Stored records:
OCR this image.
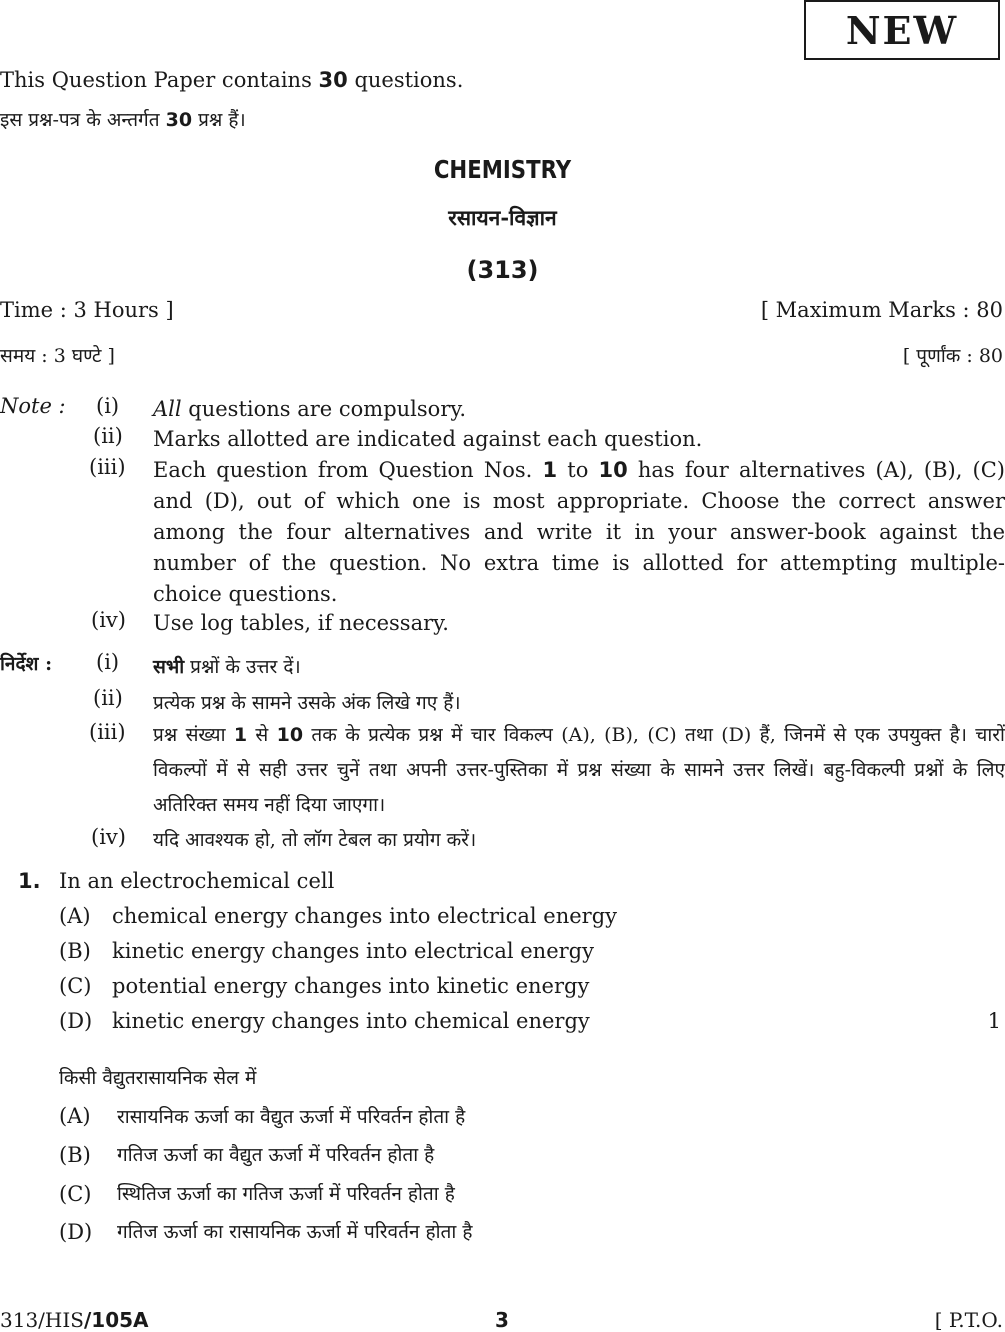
NEW
This Question Paper contains 30 questions.
इस प्रश्न-पत्र के अन्तर्गत 30 प्रश्न हैं।
CHEMISTRY
रसायन-विज्ञान
(313)
Time : 3 Hours ]	[ Maximum Marks : 80
समय : 3 घण्टे ]	[ पूर्णांक : 80
Note : (i) All questions are compulsory.
(ii) Marks allotted are indicated against each question.
(iii) Each question from Question Nos. 1 to 10 has four alternatives (A), (B), (C) and (D), out of which one is most appropriate. Choose the correct answer among the four alternatives and write it in your answer-book against the number of the question. No extra time is allotted for attempting multiple-choice questions.
(iv) Use log tables, if necessary.
निर्देश : (i) सभी प्रश्नों के उत्तर दें।
(ii) प्रत्येक प्रश्न के सामने उसके अंक लिखे गए हैं।
(iii) प्रश्न संख्या 1 से 10 तक के प्रत्येक प्रश्न में चार विकल्प (A), (B), (C) तथा (D) हैं, जिनमें से एक उपयुक्त है। चारों विकल्पों में से सही उत्तर चुनें तथा अपनी उत्तर-पुस्तिका में प्रश्न संख्या के सामने उत्तर लिखें। बहु-विकल्पी प्रश्नों के लिए अतिरिक्त समय नहीं दिया जाएगा।
(iv) यदि आवश्यक हो, तो लॉग टेबल का प्रयोग करें।
1. In an electrochemical cell
(A) chemical energy changes into electrical energy
(B) kinetic energy changes into electrical energy
(C) potential energy changes into kinetic energy
(D) kinetic energy changes into chemical energy	1
किसी वैद्युतरासायनिक सेल में
(A) रासायनिक ऊर्जा का वैद्युत ऊर्जा में परिवर्तन होता है
(B) गतिज ऊर्जा का वैद्युत ऊर्जा में परिवर्तन होता है
(C) स्थितिज ऊर्जा का गतिज ऊर्जा में परिवर्तन होता है
(D) गतिज ऊर्जा का रासायनिक ऊर्जा में परिवर्तन होता है
313/HIS/105A	3	[ P.T.O.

▶ **What you should do**
Copy the records exactly as they appear, excluding images.

▶ **Reply**
OCR this image.
NEW
This Question Paper contains 30 questions.
इस प्रश्न-पत्र के अन्तर्गत 30 प्रश्न हैं।
CHEMISTRY
रसायन-विज्ञान
(313)
Time : 3 Hours ]	[ Maximum Marks : 80
समय : 3 घण्टे ]	[ पूर्णांक : 80
Note : (i) All questions are compulsory.
(ii) Marks allotted are indicated against each question.
(iii) Each question from Question Nos. 1 to 10 has four alternatives (A), (B), (C) and (D), out of which one is most appropriate. Choose the correct answer among the four alternatives and write it in your answer-book against the number of the question. No extra time is allotted for attempting multiple-choice questions.
(iv) Use log tables, if necessary.
निर्देश : (i) सभी प्रश्नों के उत्तर दें।
(ii) प्रत्येक प्रश्न के सामने उसके अंक लिखे गए हैं।
(iii) प्रश्न संख्या 1 से 10 तक के प्रत्येक प्रश्न में चार विकल्प (A), (B), (C) तथा (D) हैं, जिनमें से एक उपयुक्त है। चारों विकल्पों में से सही उत्तर चुनें तथा अपनी उत्तर-पुस्तिका में प्रश्न संख्या के सामने उत्तर लिखें। बहु-विकल्पी प्रश्नों के लिए अतिरिक्त समय नहीं दिया जाएगा।
(iv) यदि आवश्यक हो, तो लॉग टेबल का प्रयोग करें।
1. In an electrochemical cell
(A) chemical energy changes into electrical energy
(B) kinetic energy changes into electrical energy
(C) potential energy changes into kinetic energy
(D) kinetic energy changes into chemical energy	1
किसी वैद्युतरासायनिक सेल में
(A) रासायनिक ऊर्जा का वैद्युत ऊर्जा में परिवर्तन होता है
(B) गतिज ऊर्जा का वैद्युत ऊर्जा में परिवर्तन होता है
(C) स्थितिज ऊर्जा का गतिज ऊर्जा में परिवर्तन होता है
(D) गतिज ऊर्जा का रासायनिक ऊर्जा में परिवर्तन होता है
313/HIS/105A	3	[ P.T.O.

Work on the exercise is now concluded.